--- PROBLEM STATEMENT ---
Write out the full set of records exactly. Any pictures in them do not belong in the copy.

··········

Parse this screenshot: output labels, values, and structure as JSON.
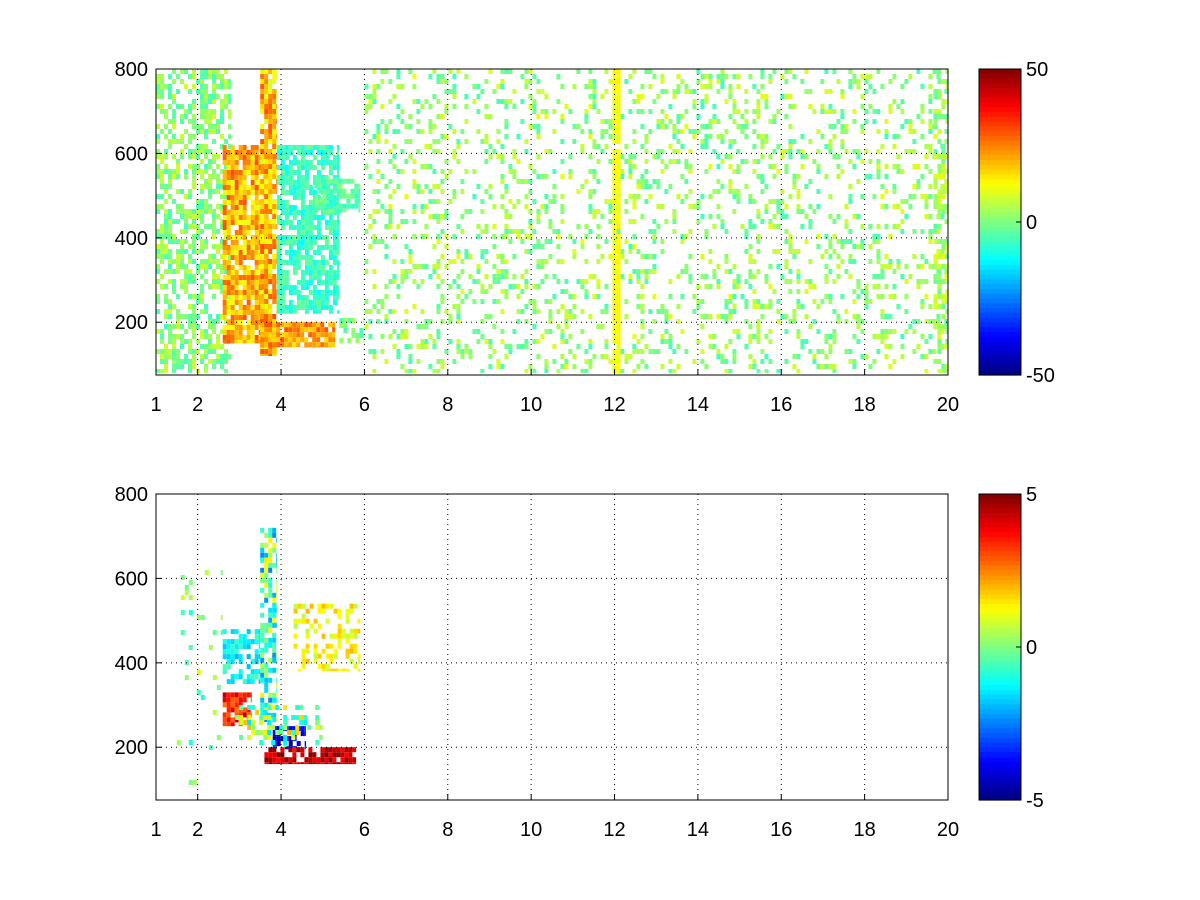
{
  "figure": {
    "background": "#ffffff"
  },
  "chart_data": [
    {
      "type": "heatmap",
      "title": "",
      "xlabel": "",
      "ylabel": "",
      "xlim": [
        1,
        20
      ],
      "ylim": [
        75,
        800
      ],
      "grid": true,
      "xticks": [
        1,
        2,
        4,
        6,
        8,
        10,
        12,
        14,
        16,
        18,
        20
      ],
      "yticks": [
        200,
        400,
        600,
        800
      ],
      "colorbar": {
        "colormap": "jet",
        "range": [
          -50,
          50
        ],
        "ticks": [
          50,
          0,
          -50
        ]
      },
      "regions": [
        {
          "x": [
            1.0,
            2.8
          ],
          "y": [
            80,
            800
          ],
          "v": [
            -6,
            8
          ],
          "density": 0.5
        },
        {
          "x": [
            2.6,
            3.7
          ],
          "y": [
            150,
            620
          ],
          "v": [
            10,
            30
          ],
          "density": 0.85
        },
        {
          "x": [
            3.5,
            3.9
          ],
          "y": [
            120,
            800
          ],
          "v": [
            8,
            30
          ],
          "density": 0.85
        },
        {
          "x": [
            3.9,
            5.4
          ],
          "y": [
            220,
            620
          ],
          "v": [
            -12,
            -2
          ],
          "density": 0.75
        },
        {
          "x": [
            3.5,
            5.3
          ],
          "y": [
            140,
            200
          ],
          "v": [
            15,
            30
          ],
          "density": 0.9
        },
        {
          "x": [
            4.8,
            5.9
          ],
          "y": [
            460,
            540
          ],
          "v": [
            -8,
            2
          ],
          "density": 0.7
        },
        {
          "x": [
            5.4,
            6.0
          ],
          "y": [
            150,
            210
          ],
          "v": [
            -6,
            4
          ],
          "density": 0.7
        },
        {
          "x": [
            6.0,
            20.0
          ],
          "y": [
            80,
            800
          ],
          "v": [
            -6,
            10
          ],
          "density": 0.22
        },
        {
          "x": [
            11.95,
            12.15
          ],
          "y": [
            80,
            800
          ],
          "v": [
            10,
            14
          ],
          "density": 0.95
        },
        {
          "x": [
            19.65,
            20.0
          ],
          "y": [
            80,
            800
          ],
          "v": [
            -4,
            10
          ],
          "density": 0.55
        }
      ]
    },
    {
      "type": "heatmap",
      "title": "",
      "xlabel": "",
      "ylabel": "",
      "xlim": [
        1,
        20
      ],
      "ylim": [
        75,
        800
      ],
      "grid": true,
      "xticks": [
        1,
        2,
        4,
        6,
        8,
        10,
        12,
        14,
        16,
        18,
        20
      ],
      "yticks": [
        200,
        400,
        600,
        800
      ],
      "colorbar": {
        "colormap": "jet",
        "range": [
          -5,
          5
        ],
        "ticks": [
          5,
          0,
          -5
        ]
      },
      "regions": [
        {
          "x": [
            2.6,
            3.5
          ],
          "y": [
            350,
            480
          ],
          "v": [
            -2,
            -0.5
          ],
          "density": 0.5
        },
        {
          "x": [
            2.6,
            3.3
          ],
          "y": [
            250,
            330
          ],
          "v": [
            2.5,
            4.5
          ],
          "density": 0.7
        },
        {
          "x": [
            3.5,
            3.9
          ],
          "y": [
            260,
            720
          ],
          "v": [
            -2.5,
            1.5
          ],
          "density": 0.55
        },
        {
          "x": [
            3.8,
            4.6
          ],
          "y": [
            195,
            250
          ],
          "v": [
            -5,
            -3
          ],
          "density": 0.75
        },
        {
          "x": [
            3.6,
            5.8
          ],
          "y": [
            160,
            200
          ],
          "v": [
            3.5,
            5
          ],
          "density": 0.85
        },
        {
          "x": [
            4.3,
            5.9
          ],
          "y": [
            380,
            540
          ],
          "v": [
            0.5,
            2
          ],
          "density": 0.45
        },
        {
          "x": [
            2.9,
            5.0
          ],
          "y": [
            200,
            300
          ],
          "v": [
            -1.5,
            2
          ],
          "density": 0.35
        },
        {
          "x": [
            1.5,
            2.6
          ],
          "y": [
            100,
            620
          ],
          "v": [
            -1,
            1
          ],
          "density": 0.04
        }
      ]
    }
  ]
}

··········

--- RESPONSE TO THE TASK ---
Parse this screenshot: output labels, values, and structure as JSON.
{
  "figure": {
    "background": "#ffffff"
  },
  "chart_data": [
    {
      "type": "heatmap",
      "title": "",
      "xlabel": "",
      "ylabel": "",
      "xlim": [
        1,
        20
      ],
      "ylim": [
        75,
        800
      ],
      "grid": true,
      "xticks": [
        1,
        2,
        4,
        6,
        8,
        10,
        12,
        14,
        16,
        18,
        20
      ],
      "yticks": [
        200,
        400,
        600,
        800
      ],
      "colorbar": {
        "colormap": "jet",
        "range": [
          -50,
          50
        ],
        "ticks": [
          50,
          0,
          -50
        ]
      },
      "regions": [
        {
          "x": [
            1.0,
            2.8
          ],
          "y": [
            80,
            800
          ],
          "v": [
            -6,
            8
          ],
          "density": 0.5
        },
        {
          "x": [
            2.6,
            3.7
          ],
          "y": [
            150,
            620
          ],
          "v": [
            10,
            30
          ],
          "density": 0.85
        },
        {
          "x": [
            3.5,
            3.9
          ],
          "y": [
            120,
            800
          ],
          "v": [
            8,
            30
          ],
          "density": 0.85
        },
        {
          "x": [
            3.9,
            5.4
          ],
          "y": [
            220,
            620
          ],
          "v": [
            -12,
            -2
          ],
          "density": 0.75
        },
        {
          "x": [
            3.5,
            5.3
          ],
          "y": [
            140,
            200
          ],
          "v": [
            15,
            30
          ],
          "density": 0.9
        },
        {
          "x": [
            4.8,
            5.9
          ],
          "y": [
            460,
            540
          ],
          "v": [
            -8,
            2
          ],
          "density": 0.7
        },
        {
          "x": [
            5.4,
            6.0
          ],
          "y": [
            150,
            210
          ],
          "v": [
            -6,
            4
          ],
          "density": 0.7
        },
        {
          "x": [
            6.0,
            20.0
          ],
          "y": [
            80,
            800
          ],
          "v": [
            -6,
            10
          ],
          "density": 0.22
        },
        {
          "x": [
            11.95,
            12.15
          ],
          "y": [
            80,
            800
          ],
          "v": [
            10,
            14
          ],
          "density": 0.95
        },
        {
          "x": [
            19.65,
            20.0
          ],
          "y": [
            80,
            800
          ],
          "v": [
            -4,
            10
          ],
          "density": 0.55
        }
      ]
    },
    {
      "type": "heatmap",
      "title": "",
      "xlabel": "",
      "ylabel": "",
      "xlim": [
        1,
        20
      ],
      "ylim": [
        75,
        800
      ],
      "grid": true,
      "xticks": [
        1,
        2,
        4,
        6,
        8,
        10,
        12,
        14,
        16,
        18,
        20
      ],
      "yticks": [
        200,
        400,
        600,
        800
      ],
      "colorbar": {
        "colormap": "jet",
        "range": [
          -5,
          5
        ],
        "ticks": [
          5,
          0,
          -5
        ]
      },
      "regions": [
        {
          "x": [
            2.6,
            3.5
          ],
          "y": [
            350,
            480
          ],
          "v": [
            -2,
            -0.5
          ],
          "density": 0.5
        },
        {
          "x": [
            2.6,
            3.3
          ],
          "y": [
            250,
            330
          ],
          "v": [
            2.5,
            4.5
          ],
          "density": 0.7
        },
        {
          "x": [
            3.5,
            3.9
          ],
          "y": [
            260,
            720
          ],
          "v": [
            -2.5,
            1.5
          ],
          "density": 0.55
        },
        {
          "x": [
            3.8,
            4.6
          ],
          "y": [
            195,
            250
          ],
          "v": [
            -5,
            -3
          ],
          "density": 0.75
        },
        {
          "x": [
            3.6,
            5.8
          ],
          "y": [
            160,
            200
          ],
          "v": [
            3.5,
            5
          ],
          "density": 0.85
        },
        {
          "x": [
            4.3,
            5.9
          ],
          "y": [
            380,
            540
          ],
          "v": [
            0.5,
            2
          ],
          "density": 0.45
        },
        {
          "x": [
            2.9,
            5.0
          ],
          "y": [
            200,
            300
          ],
          "v": [
            -1.5,
            2
          ],
          "density": 0.35
        },
        {
          "x": [
            1.5,
            2.6
          ],
          "y": [
            100,
            620
          ],
          "v": [
            -1,
            1
          ],
          "density": 0.04
        }
      ]
    }
  ]
}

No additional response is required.